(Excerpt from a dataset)

^^^^^^^^

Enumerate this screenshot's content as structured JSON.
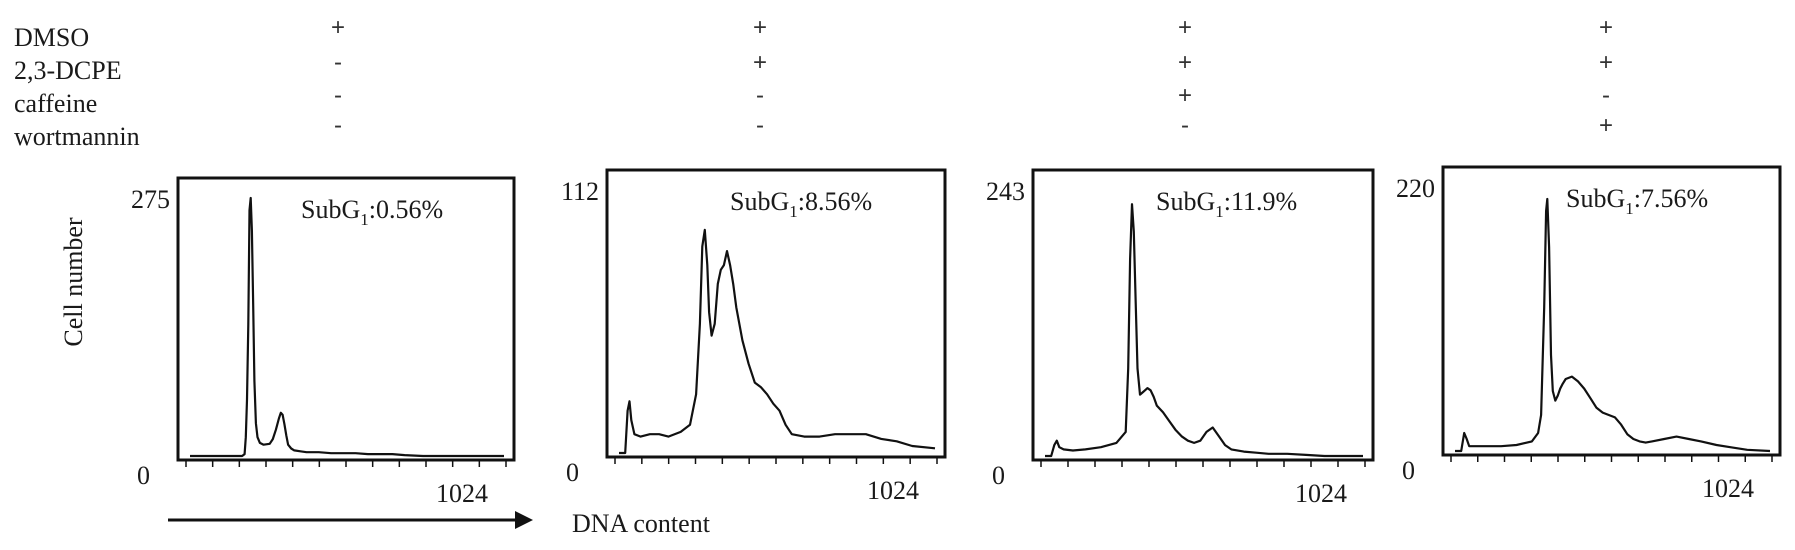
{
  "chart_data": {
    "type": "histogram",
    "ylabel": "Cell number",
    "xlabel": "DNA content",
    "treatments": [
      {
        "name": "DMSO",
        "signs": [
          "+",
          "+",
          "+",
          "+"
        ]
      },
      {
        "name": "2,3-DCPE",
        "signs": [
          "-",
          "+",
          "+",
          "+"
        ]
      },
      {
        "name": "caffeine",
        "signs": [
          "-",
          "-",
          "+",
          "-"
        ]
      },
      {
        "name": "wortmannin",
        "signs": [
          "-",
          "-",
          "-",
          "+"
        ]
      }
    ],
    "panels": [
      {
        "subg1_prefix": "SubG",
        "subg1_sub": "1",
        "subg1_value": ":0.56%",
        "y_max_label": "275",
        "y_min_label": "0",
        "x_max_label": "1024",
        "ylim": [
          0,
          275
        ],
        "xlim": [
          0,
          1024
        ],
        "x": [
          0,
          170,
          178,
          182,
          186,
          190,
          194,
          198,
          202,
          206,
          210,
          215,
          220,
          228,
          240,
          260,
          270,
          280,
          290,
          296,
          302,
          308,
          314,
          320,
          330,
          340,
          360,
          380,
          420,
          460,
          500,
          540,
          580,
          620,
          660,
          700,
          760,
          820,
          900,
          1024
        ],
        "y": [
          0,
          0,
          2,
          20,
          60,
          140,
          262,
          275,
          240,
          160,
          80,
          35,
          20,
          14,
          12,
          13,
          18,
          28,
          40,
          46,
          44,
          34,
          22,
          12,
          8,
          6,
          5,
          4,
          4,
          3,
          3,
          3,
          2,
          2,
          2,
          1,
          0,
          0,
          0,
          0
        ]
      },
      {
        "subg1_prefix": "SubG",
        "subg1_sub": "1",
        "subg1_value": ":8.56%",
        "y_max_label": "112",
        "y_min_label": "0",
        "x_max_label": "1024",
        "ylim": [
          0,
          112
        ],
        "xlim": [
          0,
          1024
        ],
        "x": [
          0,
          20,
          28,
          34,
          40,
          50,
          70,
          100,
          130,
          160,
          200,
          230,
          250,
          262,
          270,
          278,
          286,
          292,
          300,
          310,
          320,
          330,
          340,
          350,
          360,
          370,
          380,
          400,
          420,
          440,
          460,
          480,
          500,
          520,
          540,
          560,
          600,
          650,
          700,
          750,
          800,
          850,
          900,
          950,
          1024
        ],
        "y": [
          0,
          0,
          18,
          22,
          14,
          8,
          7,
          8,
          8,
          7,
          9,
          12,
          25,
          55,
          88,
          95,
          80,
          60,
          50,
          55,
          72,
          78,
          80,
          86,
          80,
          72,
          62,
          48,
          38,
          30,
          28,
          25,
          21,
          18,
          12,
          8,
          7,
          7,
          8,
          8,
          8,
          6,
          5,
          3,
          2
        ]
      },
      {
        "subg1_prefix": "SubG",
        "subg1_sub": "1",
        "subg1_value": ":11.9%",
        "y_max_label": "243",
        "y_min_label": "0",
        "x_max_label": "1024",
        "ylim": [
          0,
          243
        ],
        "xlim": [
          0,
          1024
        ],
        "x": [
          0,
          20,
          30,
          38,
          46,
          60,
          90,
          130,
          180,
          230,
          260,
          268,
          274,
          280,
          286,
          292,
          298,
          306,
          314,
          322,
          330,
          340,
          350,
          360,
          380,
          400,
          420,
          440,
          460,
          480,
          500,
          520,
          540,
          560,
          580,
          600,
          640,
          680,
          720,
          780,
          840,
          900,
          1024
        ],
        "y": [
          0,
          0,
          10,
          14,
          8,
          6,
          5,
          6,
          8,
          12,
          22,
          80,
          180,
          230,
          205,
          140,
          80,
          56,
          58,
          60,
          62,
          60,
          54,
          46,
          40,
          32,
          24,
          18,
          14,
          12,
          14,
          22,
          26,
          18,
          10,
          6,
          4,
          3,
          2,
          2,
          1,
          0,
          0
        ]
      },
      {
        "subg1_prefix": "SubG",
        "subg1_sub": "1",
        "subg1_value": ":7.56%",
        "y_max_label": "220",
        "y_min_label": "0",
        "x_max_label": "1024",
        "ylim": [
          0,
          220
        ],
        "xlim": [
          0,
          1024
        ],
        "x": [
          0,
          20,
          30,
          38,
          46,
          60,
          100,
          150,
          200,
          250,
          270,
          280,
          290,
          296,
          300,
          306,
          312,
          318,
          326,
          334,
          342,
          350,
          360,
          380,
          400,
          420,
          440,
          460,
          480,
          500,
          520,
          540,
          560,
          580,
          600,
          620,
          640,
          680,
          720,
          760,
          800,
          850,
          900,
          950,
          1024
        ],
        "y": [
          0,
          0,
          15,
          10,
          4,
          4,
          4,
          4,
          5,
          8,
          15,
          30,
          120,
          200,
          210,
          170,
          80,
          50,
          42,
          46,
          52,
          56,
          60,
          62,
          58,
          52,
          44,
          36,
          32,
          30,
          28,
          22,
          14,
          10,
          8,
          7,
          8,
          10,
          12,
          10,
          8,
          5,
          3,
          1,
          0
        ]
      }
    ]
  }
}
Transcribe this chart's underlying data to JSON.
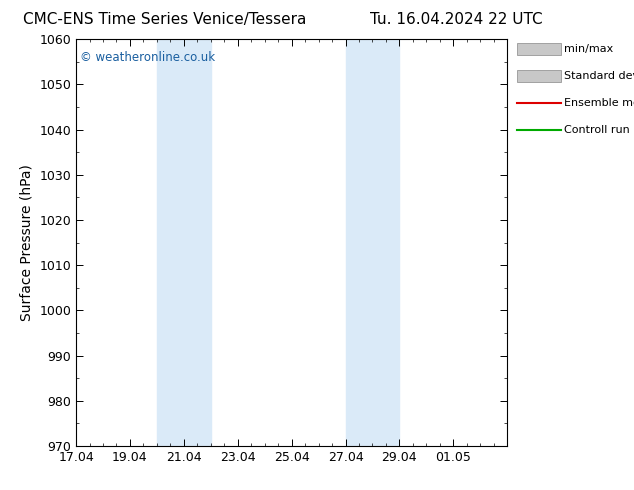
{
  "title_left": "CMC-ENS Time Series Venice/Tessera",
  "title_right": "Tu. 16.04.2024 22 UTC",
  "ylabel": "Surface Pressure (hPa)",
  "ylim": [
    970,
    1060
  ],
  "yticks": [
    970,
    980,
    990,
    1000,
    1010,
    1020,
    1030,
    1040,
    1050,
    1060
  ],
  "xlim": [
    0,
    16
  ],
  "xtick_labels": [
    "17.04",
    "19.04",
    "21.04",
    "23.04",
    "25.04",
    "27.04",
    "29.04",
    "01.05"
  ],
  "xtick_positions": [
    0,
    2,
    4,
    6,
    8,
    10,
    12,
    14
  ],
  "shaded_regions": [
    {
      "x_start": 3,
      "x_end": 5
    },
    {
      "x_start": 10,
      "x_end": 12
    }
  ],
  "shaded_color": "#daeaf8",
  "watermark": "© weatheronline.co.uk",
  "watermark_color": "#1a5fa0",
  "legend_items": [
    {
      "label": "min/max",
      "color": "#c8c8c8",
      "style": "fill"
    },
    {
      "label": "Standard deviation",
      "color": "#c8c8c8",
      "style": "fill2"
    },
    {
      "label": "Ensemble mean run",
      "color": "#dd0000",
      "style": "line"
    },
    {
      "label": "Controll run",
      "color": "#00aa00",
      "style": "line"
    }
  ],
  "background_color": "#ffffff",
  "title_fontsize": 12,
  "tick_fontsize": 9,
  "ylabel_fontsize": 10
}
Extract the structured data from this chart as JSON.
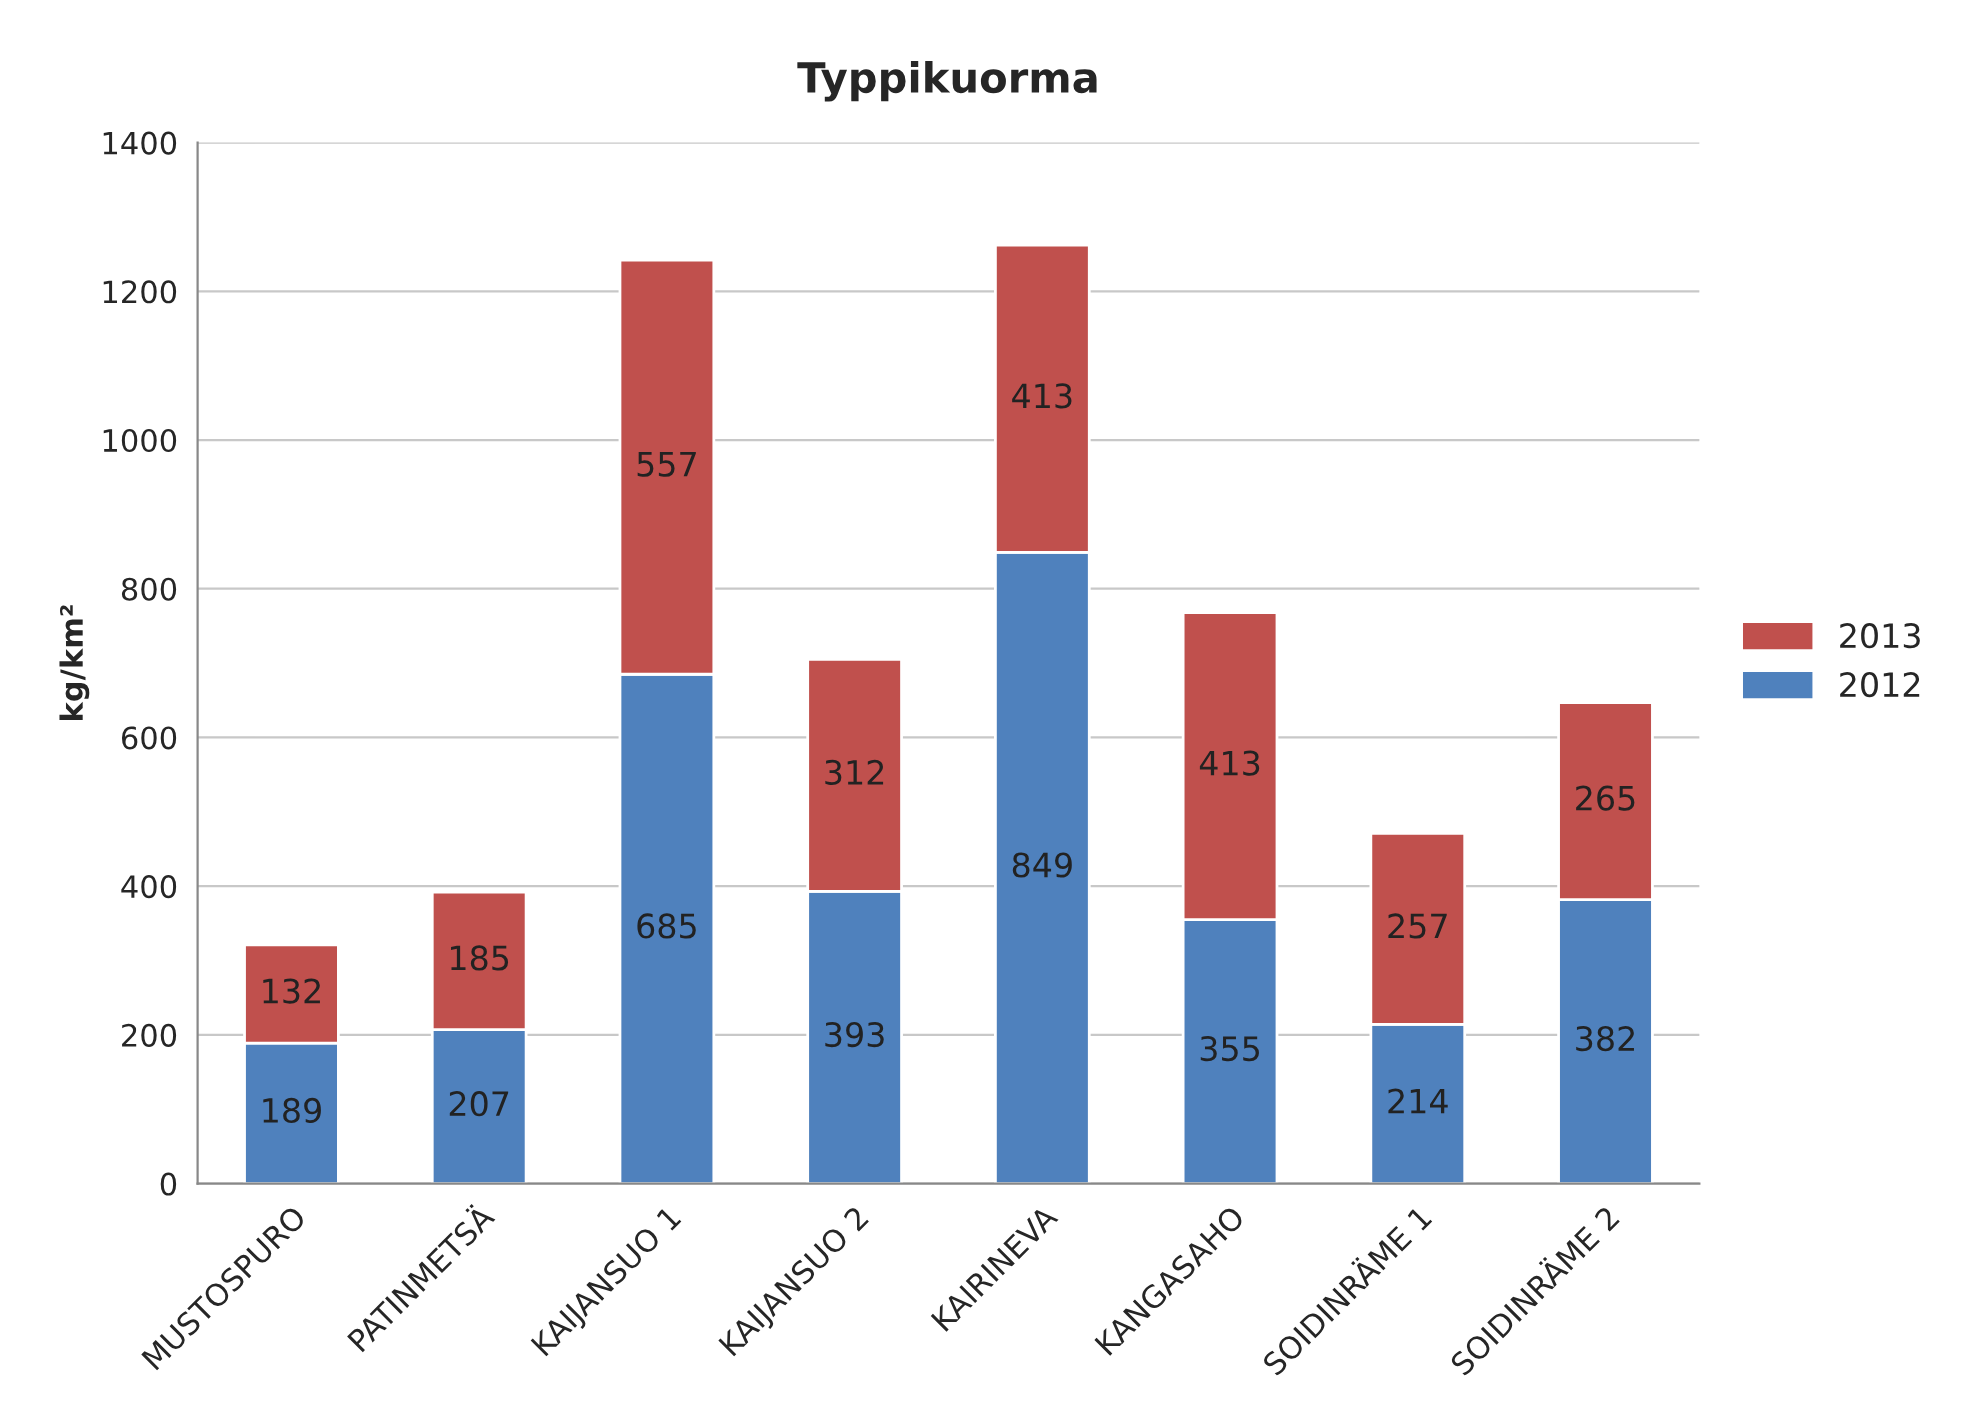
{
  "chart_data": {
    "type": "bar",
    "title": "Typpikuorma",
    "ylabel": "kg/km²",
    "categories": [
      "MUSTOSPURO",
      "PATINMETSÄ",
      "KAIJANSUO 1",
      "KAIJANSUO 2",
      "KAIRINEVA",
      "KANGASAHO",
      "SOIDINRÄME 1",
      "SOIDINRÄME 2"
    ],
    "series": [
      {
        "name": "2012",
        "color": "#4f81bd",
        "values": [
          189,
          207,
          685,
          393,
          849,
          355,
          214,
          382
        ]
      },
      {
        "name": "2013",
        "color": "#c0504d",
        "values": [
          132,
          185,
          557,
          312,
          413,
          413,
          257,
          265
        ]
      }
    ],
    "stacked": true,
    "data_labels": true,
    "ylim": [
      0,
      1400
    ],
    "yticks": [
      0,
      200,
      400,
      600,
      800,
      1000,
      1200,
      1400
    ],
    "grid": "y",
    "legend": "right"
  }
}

^^^^^^^^

**REQUIRED WORK:**
Each record above should be copied character for character, with pictures dropped.

**FINAL ANSWER:**
Enumerate this screenshot's content as structured JSON.
{
  "chart_data": {
    "type": "histogram",
    "ylabel": "Cell number",
    "xlabel": "DNA content",
    "treatments": [
      {
        "name": "DMSO",
        "signs": [
          "+",
          "+",
          "+",
          "+"
        ]
      },
      {
        "name": "2,3-DCPE",
        "signs": [
          "-",
          "+",
          "+",
          "+"
        ]
      },
      {
        "name": "caffeine",
        "signs": [
          "-",
          "-",
          "+",
          "-"
        ]
      },
      {
        "name": "wortmannin",
        "signs": [
          "-",
          "-",
          "-",
          "+"
        ]
      }
    ],
    "panels": [
      {
        "subg1_prefix": "SubG",
        "subg1_sub": "1",
        "subg1_value": ":0.56%",
        "y_max_label": "275",
        "y_min_label": "0",
        "x_max_label": "1024",
        "ylim": [
          0,
          275
        ],
        "xlim": [
          0,
          1024
        ],
        "x": [
          0,
          170,
          178,
          182,
          186,
          190,
          194,
          198,
          202,
          206,
          210,
          215,
          220,
          228,
          240,
          260,
          270,
          280,
          290,
          296,
          302,
          308,
          314,
          320,
          330,
          340,
          360,
          380,
          420,
          460,
          500,
          540,
          580,
          620,
          660,
          700,
          760,
          820,
          900,
          1024
        ],
        "y": [
          0,
          0,
          2,
          20,
          60,
          140,
          262,
          275,
          240,
          160,
          80,
          35,
          20,
          14,
          12,
          13,
          18,
          28,
          40,
          46,
          44,
          34,
          22,
          12,
          8,
          6,
          5,
          4,
          4,
          3,
          3,
          3,
          2,
          2,
          2,
          1,
          0,
          0,
          0,
          0
        ]
      },
      {
        "subg1_prefix": "SubG",
        "subg1_sub": "1",
        "subg1_value": ":8.56%",
        "y_max_label": "112",
        "y_min_label": "0",
        "x_max_label": "1024",
        "ylim": [
          0,
          112
        ],
        "xlim": [
          0,
          1024
        ],
        "x": [
          0,
          20,
          28,
          34,
          40,
          50,
          70,
          100,
          130,
          160,
          200,
          230,
          250,
          262,
          270,
          278,
          286,
          292,
          300,
          310,
          320,
          330,
          340,
          350,
          360,
          370,
          380,
          400,
          420,
          440,
          460,
          480,
          500,
          520,
          540,
          560,
          600,
          650,
          700,
          750,
          800,
          850,
          900,
          950,
          1024
        ],
        "y": [
          0,
          0,
          18,
          22,
          14,
          8,
          7,
          8,
          8,
          7,
          9,
          12,
          25,
          55,
          88,
          95,
          80,
          60,
          50,
          55,
          72,
          78,
          80,
          86,
          80,
          72,
          62,
          48,
          38,
          30,
          28,
          25,
          21,
          18,
          12,
          8,
          7,
          7,
          8,
          8,
          8,
          6,
          5,
          3,
          2
        ]
      },
      {
        "subg1_prefix": "SubG",
        "subg1_sub": "1",
        "subg1_value": ":11.9%",
        "y_max_label": "243",
        "y_min_label": "0",
        "x_max_label": "1024",
        "ylim": [
          0,
          243
        ],
        "xlim": [
          0,
          1024
        ],
        "x": [
          0,
          20,
          30,
          38,
          46,
          60,
          90,
          130,
          180,
          230,
          260,
          268,
          274,
          280,
          286,
          292,
          298,
          306,
          314,
          322,
          330,
          340,
          350,
          360,
          380,
          400,
          420,
          440,
          460,
          480,
          500,
          520,
          540,
          560,
          580,
          600,
          640,
          680,
          720,
          780,
          840,
          900,
          1024
        ],
        "y": [
          0,
          0,
          10,
          14,
          8,
          6,
          5,
          6,
          8,
          12,
          22,
          80,
          180,
          230,
          205,
          140,
          80,
          56,
          58,
          60,
          62,
          60,
          54,
          46,
          40,
          32,
          24,
          18,
          14,
          12,
          14,
          22,
          26,
          18,
          10,
          6,
          4,
          3,
          2,
          2,
          1,
          0,
          0
        ]
      },
      {
        "subg1_prefix": "SubG",
        "subg1_sub": "1",
        "subg1_value": ":7.56%",
        "y_max_label": "220",
        "y_min_label": "0",
        "x_max_label": "1024",
        "ylim": [
          0,
          220
        ],
        "xlim": [
          0,
          1024
        ],
        "x": [
          0,
          20,
          30,
          38,
          46,
          60,
          100,
          150,
          200,
          250,
          270,
          280,
          290,
          296,
          300,
          306,
          312,
          318,
          326,
          334,
          342,
          350,
          360,
          380,
          400,
          420,
          440,
          460,
          480,
          500,
          520,
          540,
          560,
          580,
          600,
          620,
          640,
          680,
          720,
          760,
          800,
          850,
          900,
          950,
          1024
        ],
        "y": [
          0,
          0,
          15,
          10,
          4,
          4,
          4,
          4,
          5,
          8,
          15,
          30,
          120,
          200,
          210,
          170,
          80,
          50,
          42,
          46,
          52,
          56,
          60,
          62,
          58,
          52,
          44,
          36,
          32,
          30,
          28,
          22,
          14,
          10,
          8,
          7,
          8,
          10,
          12,
          10,
          8,
          5,
          3,
          1,
          0
        ]
      }
    ]
  }
}
Transcribe this chart's underlying data to JSON.
{
  "title_left": "CMC-ENS Time Series Venice/Tessera",
  "title_right": "Tu. 16.04.2024 22 UTC",
  "ylabel": "Surface Pressure (hPa)",
  "ylim": [
    970,
    1060
  ],
  "yticks": [
    970,
    980,
    990,
    1000,
    1010,
    1020,
    1030,
    1040,
    1050,
    1060
  ],
  "xlim": [
    0,
    16
  ],
  "xtick_labels": [
    "17.04",
    "19.04",
    "21.04",
    "23.04",
    "25.04",
    "27.04",
    "29.04",
    "01.05"
  ],
  "xtick_positions": [
    0,
    2,
    4,
    6,
    8,
    10,
    12,
    14
  ],
  "shaded_regions": [
    {
      "x_start": 3,
      "x_end": 5
    },
    {
      "x_start": 10,
      "x_end": 12
    }
  ],
  "shaded_color": "#daeaf8",
  "watermark": "© weatheronline.co.uk",
  "watermark_color": "#1a5fa0",
  "legend_items": [
    {
      "label": "min/max",
      "color": "#c8c8c8",
      "style": "fill"
    },
    {
      "label": "Standard deviation",
      "color": "#c8c8c8",
      "style": "fill2"
    },
    {
      "label": "Ensemble mean run",
      "color": "#dd0000",
      "style": "line"
    },
    {
      "label": "Controll run",
      "color": "#00aa00",
      "style": "line"
    }
  ],
  "background_color": "#ffffff",
  "title_fontsize": 12,
  "tick_fontsize": 9,
  "ylabel_fontsize": 10
}
Extract the structured data from this chart as JSON.
{
  "chart_data": {
    "type": "bar",
    "title": "Typpikuorma",
    "ylabel": "kg/km²",
    "categories": [
      "MUSTOSPURO",
      "PATINMETSÄ",
      "KAIJANSUO 1",
      "KAIJANSUO 2",
      "KAIRINEVA",
      "KANGASAHO",
      "SOIDINRÄME 1",
      "SOIDINRÄME 2"
    ],
    "series": [
      {
        "name": "2012",
        "color": "#4f81bd",
        "values": [
          189,
          207,
          685,
          393,
          849,
          355,
          214,
          382
        ]
      },
      {
        "name": "2013",
        "color": "#c0504d",
        "values": [
          132,
          185,
          557,
          312,
          413,
          413,
          257,
          265
        ]
      }
    ],
    "stacked": true,
    "data_labels": true,
    "ylim": [
      0,
      1400
    ],
    "yticks": [
      0,
      200,
      400,
      600,
      800,
      1000,
      1200,
      1400
    ],
    "grid": "y",
    "legend": "right"
  }
}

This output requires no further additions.